Saved data entries:
^^^^^^^^^^^^^^^^
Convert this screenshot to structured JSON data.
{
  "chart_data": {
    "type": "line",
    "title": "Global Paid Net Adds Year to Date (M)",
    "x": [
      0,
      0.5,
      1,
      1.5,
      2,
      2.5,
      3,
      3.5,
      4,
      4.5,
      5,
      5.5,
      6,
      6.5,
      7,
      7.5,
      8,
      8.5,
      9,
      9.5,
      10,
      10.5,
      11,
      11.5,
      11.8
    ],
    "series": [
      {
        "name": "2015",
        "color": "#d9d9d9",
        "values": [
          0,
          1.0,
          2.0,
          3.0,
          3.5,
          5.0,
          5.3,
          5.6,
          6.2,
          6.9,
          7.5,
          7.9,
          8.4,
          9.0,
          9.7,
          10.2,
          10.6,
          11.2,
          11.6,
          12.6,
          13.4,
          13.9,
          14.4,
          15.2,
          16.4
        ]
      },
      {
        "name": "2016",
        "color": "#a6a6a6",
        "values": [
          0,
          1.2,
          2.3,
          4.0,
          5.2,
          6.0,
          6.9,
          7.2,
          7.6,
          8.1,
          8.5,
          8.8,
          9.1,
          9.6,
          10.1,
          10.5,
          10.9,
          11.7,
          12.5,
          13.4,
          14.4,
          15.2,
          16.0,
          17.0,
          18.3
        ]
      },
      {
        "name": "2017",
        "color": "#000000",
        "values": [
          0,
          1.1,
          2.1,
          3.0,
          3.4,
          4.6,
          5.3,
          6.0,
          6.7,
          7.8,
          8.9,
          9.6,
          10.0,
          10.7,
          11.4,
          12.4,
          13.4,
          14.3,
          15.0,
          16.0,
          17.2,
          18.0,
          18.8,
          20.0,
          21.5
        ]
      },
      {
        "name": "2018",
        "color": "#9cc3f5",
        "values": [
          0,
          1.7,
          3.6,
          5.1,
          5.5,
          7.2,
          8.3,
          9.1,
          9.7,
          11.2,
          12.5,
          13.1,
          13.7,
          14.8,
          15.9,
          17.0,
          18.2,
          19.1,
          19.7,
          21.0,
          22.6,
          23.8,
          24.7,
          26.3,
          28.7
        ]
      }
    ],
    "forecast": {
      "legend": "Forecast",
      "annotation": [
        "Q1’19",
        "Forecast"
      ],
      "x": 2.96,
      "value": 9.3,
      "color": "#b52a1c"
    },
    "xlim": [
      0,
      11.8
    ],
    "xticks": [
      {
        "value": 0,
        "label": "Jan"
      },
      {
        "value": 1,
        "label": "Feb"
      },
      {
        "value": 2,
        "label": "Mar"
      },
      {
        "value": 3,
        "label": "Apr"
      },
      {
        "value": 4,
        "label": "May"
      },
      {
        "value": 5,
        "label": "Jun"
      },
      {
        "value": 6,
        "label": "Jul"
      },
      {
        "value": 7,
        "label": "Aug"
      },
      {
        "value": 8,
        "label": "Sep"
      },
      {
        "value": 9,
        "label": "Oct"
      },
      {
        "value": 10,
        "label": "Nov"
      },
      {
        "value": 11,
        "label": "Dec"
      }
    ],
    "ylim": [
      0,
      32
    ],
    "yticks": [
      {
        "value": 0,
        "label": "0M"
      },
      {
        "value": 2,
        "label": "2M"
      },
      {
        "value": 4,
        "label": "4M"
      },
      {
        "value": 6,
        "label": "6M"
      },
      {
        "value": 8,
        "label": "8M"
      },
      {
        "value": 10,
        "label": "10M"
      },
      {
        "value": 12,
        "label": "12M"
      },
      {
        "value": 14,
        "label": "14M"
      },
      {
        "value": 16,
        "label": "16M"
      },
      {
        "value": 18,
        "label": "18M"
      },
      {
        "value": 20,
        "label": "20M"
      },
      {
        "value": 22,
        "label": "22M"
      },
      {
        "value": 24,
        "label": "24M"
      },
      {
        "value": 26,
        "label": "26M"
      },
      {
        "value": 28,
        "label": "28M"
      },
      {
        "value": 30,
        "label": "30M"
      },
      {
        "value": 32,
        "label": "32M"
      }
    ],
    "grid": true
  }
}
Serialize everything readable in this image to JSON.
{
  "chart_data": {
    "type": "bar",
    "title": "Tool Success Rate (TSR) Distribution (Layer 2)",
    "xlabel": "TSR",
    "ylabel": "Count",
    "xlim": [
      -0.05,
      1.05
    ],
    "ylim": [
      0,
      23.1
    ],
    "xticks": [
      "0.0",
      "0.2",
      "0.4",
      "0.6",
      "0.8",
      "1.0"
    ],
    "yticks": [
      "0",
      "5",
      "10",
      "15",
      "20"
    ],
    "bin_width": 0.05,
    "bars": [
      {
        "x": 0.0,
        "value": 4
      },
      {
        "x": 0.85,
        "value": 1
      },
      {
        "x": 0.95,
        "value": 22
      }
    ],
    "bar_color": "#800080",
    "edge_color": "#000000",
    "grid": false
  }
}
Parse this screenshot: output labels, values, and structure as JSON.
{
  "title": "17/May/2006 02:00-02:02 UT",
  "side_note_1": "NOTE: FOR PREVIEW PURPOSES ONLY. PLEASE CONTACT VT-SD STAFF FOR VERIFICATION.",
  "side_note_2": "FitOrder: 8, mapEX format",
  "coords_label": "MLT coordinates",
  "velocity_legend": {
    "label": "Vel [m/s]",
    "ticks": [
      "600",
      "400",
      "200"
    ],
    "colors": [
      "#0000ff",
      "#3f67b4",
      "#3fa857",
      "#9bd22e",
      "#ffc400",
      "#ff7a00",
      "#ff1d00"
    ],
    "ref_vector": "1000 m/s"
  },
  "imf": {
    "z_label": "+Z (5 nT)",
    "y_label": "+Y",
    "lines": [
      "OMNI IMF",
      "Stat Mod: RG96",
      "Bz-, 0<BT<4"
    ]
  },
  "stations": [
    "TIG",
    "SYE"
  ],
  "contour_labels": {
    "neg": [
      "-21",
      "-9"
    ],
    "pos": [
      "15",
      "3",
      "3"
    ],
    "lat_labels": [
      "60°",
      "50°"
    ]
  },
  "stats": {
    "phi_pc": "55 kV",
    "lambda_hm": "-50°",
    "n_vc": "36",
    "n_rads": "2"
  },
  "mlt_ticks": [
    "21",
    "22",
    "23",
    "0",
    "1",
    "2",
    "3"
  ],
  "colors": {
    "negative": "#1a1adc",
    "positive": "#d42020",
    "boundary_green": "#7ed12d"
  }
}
^^^^^^^^^^^^^^^^
WHAT IS NEEDED: Print the whole listing exactly as it is.

OUTPUT FOR THIS EXERCISE:
Convert this screenshot to structured JSON data.
{
  "chart_data": {
    "type": "line",
    "title": "Global Paid Net Adds Year to Date (M)",
    "x": [
      0,
      0.5,
      1,
      1.5,
      2,
      2.5,
      3,
      3.5,
      4,
      4.5,
      5,
      5.5,
      6,
      6.5,
      7,
      7.5,
      8,
      8.5,
      9,
      9.5,
      10,
      10.5,
      11,
      11.5,
      11.8
    ],
    "series": [
      {
        "name": "2015",
        "color": "#d9d9d9",
        "values": [
          0,
          1.0,
          2.0,
          3.0,
          3.5,
          5.0,
          5.3,
          5.6,
          6.2,
          6.9,
          7.5,
          7.9,
          8.4,
          9.0,
          9.7,
          10.2,
          10.6,
          11.2,
          11.6,
          12.6,
          13.4,
          13.9,
          14.4,
          15.2,
          16.4
        ]
      },
      {
        "name": "2016",
        "color": "#a6a6a6",
        "values": [
          0,
          1.2,
          2.3,
          4.0,
          5.2,
          6.0,
          6.9,
          7.2,
          7.6,
          8.1,
          8.5,
          8.8,
          9.1,
          9.6,
          10.1,
          10.5,
          10.9,
          11.7,
          12.5,
          13.4,
          14.4,
          15.2,
          16.0,
          17.0,
          18.3
        ]
      },
      {
        "name": "2017",
        "color": "#000000",
        "values": [
          0,
          1.1,
          2.1,
          3.0,
          3.4,
          4.6,
          5.3,
          6.0,
          6.7,
          7.8,
          8.9,
          9.6,
          10.0,
          10.7,
          11.4,
          12.4,
          13.4,
          14.3,
          15.0,
          16.0,
          17.2,
          18.0,
          18.8,
          20.0,
          21.5
        ]
      },
      {
        "name": "2018",
        "color": "#9cc3f5",
        "values": [
          0,
          1.7,
          3.6,
          5.1,
          5.5,
          7.2,
          8.3,
          9.1,
          9.7,
          11.2,
          12.5,
          13.1,
          13.7,
          14.8,
          15.9,
          17.0,
          18.2,
          19.1,
          19.7,
          21.0,
          22.6,
          23.8,
          24.7,
          26.3,
          28.7
        ]
      }
    ],
    "forecast": {
      "legend": "Forecast",
      "annotation": [
        "Q1’19",
        "Forecast"
      ],
      "x": 2.96,
      "value": 9.3,
      "color": "#b52a1c"
    },
    "xlim": [
      0,
      11.8
    ],
    "xticks": [
      {
        "value": 0,
        "label": "Jan"
      },
      {
        "value": 1,
        "label": "Feb"
      },
      {
        "value": 2,
        "label": "Mar"
      },
      {
        "value": 3,
        "label": "Apr"
      },
      {
        "value": 4,
        "label": "May"
      },
      {
        "value": 5,
        "label": "Jun"
      },
      {
        "value": 6,
        "label": "Jul"
      },
      {
        "value": 7,
        "label": "Aug"
      },
      {
        "value": 8,
        "label": "Sep"
      },
      {
        "value": 9,
        "label": "Oct"
      },
      {
        "value": 10,
        "label": "Nov"
      },
      {
        "value": 11,
        "label": "Dec"
      }
    ],
    "ylim": [
      0,
      32
    ],
    "yticks": [
      {
        "value": 0,
        "label": "0M"
      },
      {
        "value": 2,
        "label": "2M"
      },
      {
        "value": 4,
        "label": "4M"
      },
      {
        "value": 6,
        "label": "6M"
      },
      {
        "value": 8,
        "label": "8M"
      },
      {
        "value": 10,
        "label": "10M"
      },
      {
        "value": 12,
        "label": "12M"
      },
      {
        "value": 14,
        "label": "14M"
      },
      {
        "value": 16,
        "label": "16M"
      },
      {
        "value": 18,
        "label": "18M"
      },
      {
        "value": 20,
        "label": "20M"
      },
      {
        "value": 22,
        "label": "22M"
      },
      {
        "value": 24,
        "label": "24M"
      },
      {
        "value": 26,
        "label": "26M"
      },
      {
        "value": 28,
        "label": "28M"
      },
      {
        "value": 30,
        "label": "30M"
      },
      {
        "value": 32,
        "label": "32M"
      }
    ],
    "grid": true
  }
}
Serialize everything readable in this image to JSON.
{
  "chart_data": {
    "type": "bar",
    "title": "Tool Success Rate (TSR) Distribution (Layer 2)",
    "xlabel": "TSR",
    "ylabel": "Count",
    "xlim": [
      -0.05,
      1.05
    ],
    "ylim": [
      0,
      23.1
    ],
    "xticks": [
      "0.0",
      "0.2",
      "0.4",
      "0.6",
      "0.8",
      "1.0"
    ],
    "yticks": [
      "0",
      "5",
      "10",
      "15",
      "20"
    ],
    "bin_width": 0.05,
    "bars": [
      {
        "x": 0.0,
        "value": 4
      },
      {
        "x": 0.85,
        "value": 1
      },
      {
        "x": 0.95,
        "value": 22
      }
    ],
    "bar_color": "#800080",
    "edge_color": "#000000",
    "grid": false
  }
}
Parse this screenshot: output labels, values, and structure as JSON.
{
  "title": "17/May/2006 02:00-02:02 UT",
  "side_note_1": "NOTE: FOR PREVIEW PURPOSES ONLY. PLEASE CONTACT VT-SD STAFF FOR VERIFICATION.",
  "side_note_2": "FitOrder: 8, mapEX format",
  "coords_label": "MLT coordinates",
  "velocity_legend": {
    "label": "Vel [m/s]",
    "ticks": [
      "600",
      "400",
      "200"
    ],
    "colors": [
      "#0000ff",
      "#3f67b4",
      "#3fa857",
      "#9bd22e",
      "#ffc400",
      "#ff7a00",
      "#ff1d00"
    ],
    "ref_vector": "1000 m/s"
  },
  "imf": {
    "z_label": "+Z (5 nT)",
    "y_label": "+Y",
    "lines": [
      "OMNI IMF",
      "Stat Mod: RG96",
      "Bz-, 0<BT<4"
    ]
  },
  "stations": [
    "TIG",
    "SYE"
  ],
  "contour_labels": {
    "neg": [
      "-21",
      "-9"
    ],
    "pos": [
      "15",
      "3",
      "3"
    ],
    "lat_labels": [
      "60°",
      "50°"
    ]
  },
  "stats": {
    "phi_pc": "55 kV",
    "lambda_hm": "-50°",
    "n_vc": "36",
    "n_rads": "2"
  },
  "mlt_ticks": [
    "21",
    "22",
    "23",
    "0",
    "1",
    "2",
    "3"
  ],
  "colors": {
    "negative": "#1a1adc",
    "positive": "#d42020",
    "boundary_green": "#7ed12d"
  }
}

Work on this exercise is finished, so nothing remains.